WORK INSTRUCTIONS: Copy out the listing exactly.

Records from a collection of figures:
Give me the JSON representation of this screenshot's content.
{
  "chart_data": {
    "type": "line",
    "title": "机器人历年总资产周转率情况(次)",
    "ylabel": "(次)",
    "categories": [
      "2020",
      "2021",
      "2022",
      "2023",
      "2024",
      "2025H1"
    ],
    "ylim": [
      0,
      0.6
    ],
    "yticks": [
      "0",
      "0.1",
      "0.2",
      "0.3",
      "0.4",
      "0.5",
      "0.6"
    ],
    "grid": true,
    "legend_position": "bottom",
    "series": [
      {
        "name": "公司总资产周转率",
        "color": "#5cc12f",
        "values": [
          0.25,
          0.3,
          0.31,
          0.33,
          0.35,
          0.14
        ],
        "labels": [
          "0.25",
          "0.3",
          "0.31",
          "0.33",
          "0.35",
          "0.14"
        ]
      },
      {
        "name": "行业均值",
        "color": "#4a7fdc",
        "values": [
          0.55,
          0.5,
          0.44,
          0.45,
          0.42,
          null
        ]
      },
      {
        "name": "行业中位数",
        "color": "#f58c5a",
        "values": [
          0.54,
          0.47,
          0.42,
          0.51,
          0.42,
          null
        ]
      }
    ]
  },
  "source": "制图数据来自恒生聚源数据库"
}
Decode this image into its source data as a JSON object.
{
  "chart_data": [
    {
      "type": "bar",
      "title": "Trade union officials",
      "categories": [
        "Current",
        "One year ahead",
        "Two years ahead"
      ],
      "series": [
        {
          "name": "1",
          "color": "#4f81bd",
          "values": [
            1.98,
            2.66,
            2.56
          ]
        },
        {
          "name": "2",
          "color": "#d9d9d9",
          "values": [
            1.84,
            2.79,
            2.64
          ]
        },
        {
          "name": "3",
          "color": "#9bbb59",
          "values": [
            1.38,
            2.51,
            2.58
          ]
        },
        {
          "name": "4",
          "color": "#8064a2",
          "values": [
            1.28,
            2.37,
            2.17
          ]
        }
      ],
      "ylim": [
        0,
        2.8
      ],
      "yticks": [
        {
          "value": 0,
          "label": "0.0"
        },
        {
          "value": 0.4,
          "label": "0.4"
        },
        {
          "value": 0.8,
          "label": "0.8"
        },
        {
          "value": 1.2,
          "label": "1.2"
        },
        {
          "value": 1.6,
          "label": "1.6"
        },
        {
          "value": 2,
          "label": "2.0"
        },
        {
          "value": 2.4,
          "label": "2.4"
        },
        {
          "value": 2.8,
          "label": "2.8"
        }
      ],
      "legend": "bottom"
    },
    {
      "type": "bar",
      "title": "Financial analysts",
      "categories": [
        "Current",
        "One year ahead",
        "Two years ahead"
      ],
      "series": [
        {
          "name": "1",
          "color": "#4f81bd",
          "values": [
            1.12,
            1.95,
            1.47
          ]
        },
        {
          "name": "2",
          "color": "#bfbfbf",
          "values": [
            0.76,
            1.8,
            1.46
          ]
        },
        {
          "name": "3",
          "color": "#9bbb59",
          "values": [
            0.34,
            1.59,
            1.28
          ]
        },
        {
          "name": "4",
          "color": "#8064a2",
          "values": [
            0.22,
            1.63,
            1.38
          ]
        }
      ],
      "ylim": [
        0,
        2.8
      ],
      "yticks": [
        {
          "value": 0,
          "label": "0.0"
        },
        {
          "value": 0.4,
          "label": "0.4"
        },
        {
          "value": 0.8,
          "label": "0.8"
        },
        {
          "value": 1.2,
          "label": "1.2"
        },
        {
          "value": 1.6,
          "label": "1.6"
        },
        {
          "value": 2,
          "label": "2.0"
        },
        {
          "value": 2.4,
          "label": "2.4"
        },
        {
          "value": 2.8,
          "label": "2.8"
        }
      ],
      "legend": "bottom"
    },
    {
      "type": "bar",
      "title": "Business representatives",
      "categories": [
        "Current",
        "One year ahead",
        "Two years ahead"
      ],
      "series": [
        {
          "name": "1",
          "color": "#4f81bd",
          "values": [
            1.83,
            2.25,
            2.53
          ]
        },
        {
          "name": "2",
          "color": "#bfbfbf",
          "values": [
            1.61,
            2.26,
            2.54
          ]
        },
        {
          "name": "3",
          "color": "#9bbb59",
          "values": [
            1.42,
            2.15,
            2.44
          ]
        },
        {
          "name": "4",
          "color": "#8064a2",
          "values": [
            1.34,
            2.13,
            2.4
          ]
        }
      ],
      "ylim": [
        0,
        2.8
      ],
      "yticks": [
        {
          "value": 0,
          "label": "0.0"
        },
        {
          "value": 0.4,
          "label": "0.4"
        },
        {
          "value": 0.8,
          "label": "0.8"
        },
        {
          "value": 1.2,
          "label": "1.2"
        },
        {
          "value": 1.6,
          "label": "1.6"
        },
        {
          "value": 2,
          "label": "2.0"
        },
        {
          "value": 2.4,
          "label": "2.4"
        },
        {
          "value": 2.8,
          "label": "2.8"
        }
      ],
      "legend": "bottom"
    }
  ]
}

SOLUTION BELOW:
Give me the JSON representation of this screenshot's content.
{
  "chart_data": {
    "type": "line",
    "title": "机器人历年总资产周转率情况(次)",
    "ylabel": "(次)",
    "categories": [
      "2020",
      "2021",
      "2022",
      "2023",
      "2024",
      "2025H1"
    ],
    "ylim": [
      0,
      0.6
    ],
    "yticks": [
      "0",
      "0.1",
      "0.2",
      "0.3",
      "0.4",
      "0.5",
      "0.6"
    ],
    "grid": true,
    "legend_position": "bottom",
    "series": [
      {
        "name": "公司总资产周转率",
        "color": "#5cc12f",
        "values": [
          0.25,
          0.3,
          0.31,
          0.33,
          0.35,
          0.14
        ],
        "labels": [
          "0.25",
          "0.3",
          "0.31",
          "0.33",
          "0.35",
          "0.14"
        ]
      },
      {
        "name": "行业均值",
        "color": "#4a7fdc",
        "values": [
          0.55,
          0.5,
          0.44,
          0.45,
          0.42,
          null
        ]
      },
      {
        "name": "行业中位数",
        "color": "#f58c5a",
        "values": [
          0.54,
          0.47,
          0.42,
          0.51,
          0.42,
          null
        ]
      }
    ]
  },
  "source": "制图数据来自恒生聚源数据库"
}
Decode this image into its source data as a JSON object.
{
  "chart_data": [
    {
      "type": "bar",
      "title": "Trade union officials",
      "categories": [
        "Current",
        "One year ahead",
        "Two years ahead"
      ],
      "series": [
        {
          "name": "1",
          "color": "#4f81bd",
          "values": [
            1.98,
            2.66,
            2.56
          ]
        },
        {
          "name": "2",
          "color": "#d9d9d9",
          "values": [
            1.84,
            2.79,
            2.64
          ]
        },
        {
          "name": "3",
          "color": "#9bbb59",
          "values": [
            1.38,
            2.51,
            2.58
          ]
        },
        {
          "name": "4",
          "color": "#8064a2",
          "values": [
            1.28,
            2.37,
            2.17
          ]
        }
      ],
      "ylim": [
        0,
        2.8
      ],
      "yticks": [
        {
          "value": 0,
          "label": "0.0"
        },
        {
          "value": 0.4,
          "label": "0.4"
        },
        {
          "value": 0.8,
          "label": "0.8"
        },
        {
          "value": 1.2,
          "label": "1.2"
        },
        {
          "value": 1.6,
          "label": "1.6"
        },
        {
          "value": 2,
          "label": "2.0"
        },
        {
          "value": 2.4,
          "label": "2.4"
        },
        {
          "value": 2.8,
          "label": "2.8"
        }
      ],
      "legend": "bottom"
    },
    {
      "type": "bar",
      "title": "Financial analysts",
      "categories": [
        "Current",
        "One year ahead",
        "Two years ahead"
      ],
      "series": [
        {
          "name": "1",
          "color": "#4f81bd",
          "values": [
            1.12,
            1.95,
            1.47
          ]
        },
        {
          "name": "2",
          "color": "#bfbfbf",
          "values": [
            0.76,
            1.8,
            1.46
          ]
        },
        {
          "name": "3",
          "color": "#9bbb59",
          "values": [
            0.34,
            1.59,
            1.28
          ]
        },
        {
          "name": "4",
          "color": "#8064a2",
          "values": [
            0.22,
            1.63,
            1.38
          ]
        }
      ],
      "ylim": [
        0,
        2.8
      ],
      "yticks": [
        {
          "value": 0,
          "label": "0.0"
        },
        {
          "value": 0.4,
          "label": "0.4"
        },
        {
          "value": 0.8,
          "label": "0.8"
        },
        {
          "value": 1.2,
          "label": "1.2"
        },
        {
          "value": 1.6,
          "label": "1.6"
        },
        {
          "value": 2,
          "label": "2.0"
        },
        {
          "value": 2.4,
          "label": "2.4"
        },
        {
          "value": 2.8,
          "label": "2.8"
        }
      ],
      "legend": "bottom"
    },
    {
      "type": "bar",
      "title": "Business representatives",
      "categories": [
        "Current",
        "One year ahead",
        "Two years ahead"
      ],
      "series": [
        {
          "name": "1",
          "color": "#4f81bd",
          "values": [
            1.83,
            2.25,
            2.53
          ]
        },
        {
          "name": "2",
          "color": "#bfbfbf",
          "values": [
            1.61,
            2.26,
            2.54
          ]
        },
        {
          "name": "3",
          "color": "#9bbb59",
          "values": [
            1.42,
            2.15,
            2.44
          ]
        },
        {
          "name": "4",
          "color": "#8064a2",
          "values": [
            1.34,
            2.13,
            2.4
          ]
        }
      ],
      "ylim": [
        0,
        2.8
      ],
      "yticks": [
        {
          "value": 0,
          "label": "0.0"
        },
        {
          "value": 0.4,
          "label": "0.4"
        },
        {
          "value": 0.8,
          "label": "0.8"
        },
        {
          "value": 1.2,
          "label": "1.2"
        },
        {
          "value": 1.6,
          "label": "1.6"
        },
        {
          "value": 2,
          "label": "2.0"
        },
        {
          "value": 2.4,
          "label": "2.4"
        },
        {
          "value": 2.8,
          "label": "2.8"
        }
      ],
      "legend": "bottom"
    }
  ]
}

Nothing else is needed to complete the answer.